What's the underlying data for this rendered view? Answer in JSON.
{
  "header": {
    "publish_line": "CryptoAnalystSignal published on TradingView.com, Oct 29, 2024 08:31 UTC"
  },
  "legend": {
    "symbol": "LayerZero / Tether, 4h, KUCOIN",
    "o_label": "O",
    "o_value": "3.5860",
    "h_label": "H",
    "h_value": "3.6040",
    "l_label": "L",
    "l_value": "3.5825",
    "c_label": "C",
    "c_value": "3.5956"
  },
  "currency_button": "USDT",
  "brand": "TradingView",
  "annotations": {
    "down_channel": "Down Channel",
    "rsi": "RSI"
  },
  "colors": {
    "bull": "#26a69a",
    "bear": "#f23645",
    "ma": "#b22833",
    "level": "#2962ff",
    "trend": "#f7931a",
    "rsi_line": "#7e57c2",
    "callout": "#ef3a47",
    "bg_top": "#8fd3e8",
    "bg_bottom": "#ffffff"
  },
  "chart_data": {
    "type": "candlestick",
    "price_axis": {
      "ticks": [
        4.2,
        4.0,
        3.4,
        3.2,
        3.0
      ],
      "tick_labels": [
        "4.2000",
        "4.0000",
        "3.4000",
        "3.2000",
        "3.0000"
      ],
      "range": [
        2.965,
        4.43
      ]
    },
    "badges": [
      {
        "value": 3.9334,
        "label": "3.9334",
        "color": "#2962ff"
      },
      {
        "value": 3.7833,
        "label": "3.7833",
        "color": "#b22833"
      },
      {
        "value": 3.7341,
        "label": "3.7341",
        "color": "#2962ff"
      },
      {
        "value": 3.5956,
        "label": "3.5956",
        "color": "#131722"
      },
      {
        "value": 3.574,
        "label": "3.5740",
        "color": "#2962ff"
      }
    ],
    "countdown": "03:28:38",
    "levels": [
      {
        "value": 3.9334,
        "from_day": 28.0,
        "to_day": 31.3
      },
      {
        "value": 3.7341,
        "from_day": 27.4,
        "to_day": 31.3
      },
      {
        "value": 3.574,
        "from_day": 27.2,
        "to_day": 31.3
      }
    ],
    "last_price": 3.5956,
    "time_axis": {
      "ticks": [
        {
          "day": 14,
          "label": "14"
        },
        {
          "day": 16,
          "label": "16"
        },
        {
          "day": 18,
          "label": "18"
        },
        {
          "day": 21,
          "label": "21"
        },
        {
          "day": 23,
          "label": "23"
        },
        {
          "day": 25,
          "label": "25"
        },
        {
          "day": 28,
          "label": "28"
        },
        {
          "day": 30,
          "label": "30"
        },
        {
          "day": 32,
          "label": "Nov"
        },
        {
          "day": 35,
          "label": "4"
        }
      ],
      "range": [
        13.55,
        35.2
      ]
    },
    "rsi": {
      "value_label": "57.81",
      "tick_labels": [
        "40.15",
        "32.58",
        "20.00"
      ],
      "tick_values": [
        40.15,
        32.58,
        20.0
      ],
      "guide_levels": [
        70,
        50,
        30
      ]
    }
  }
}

#### [TASK GOAL]
Report how many lines in the records above contain the word "TradingView", giving only the number.

#### [TASK ANSWER]
2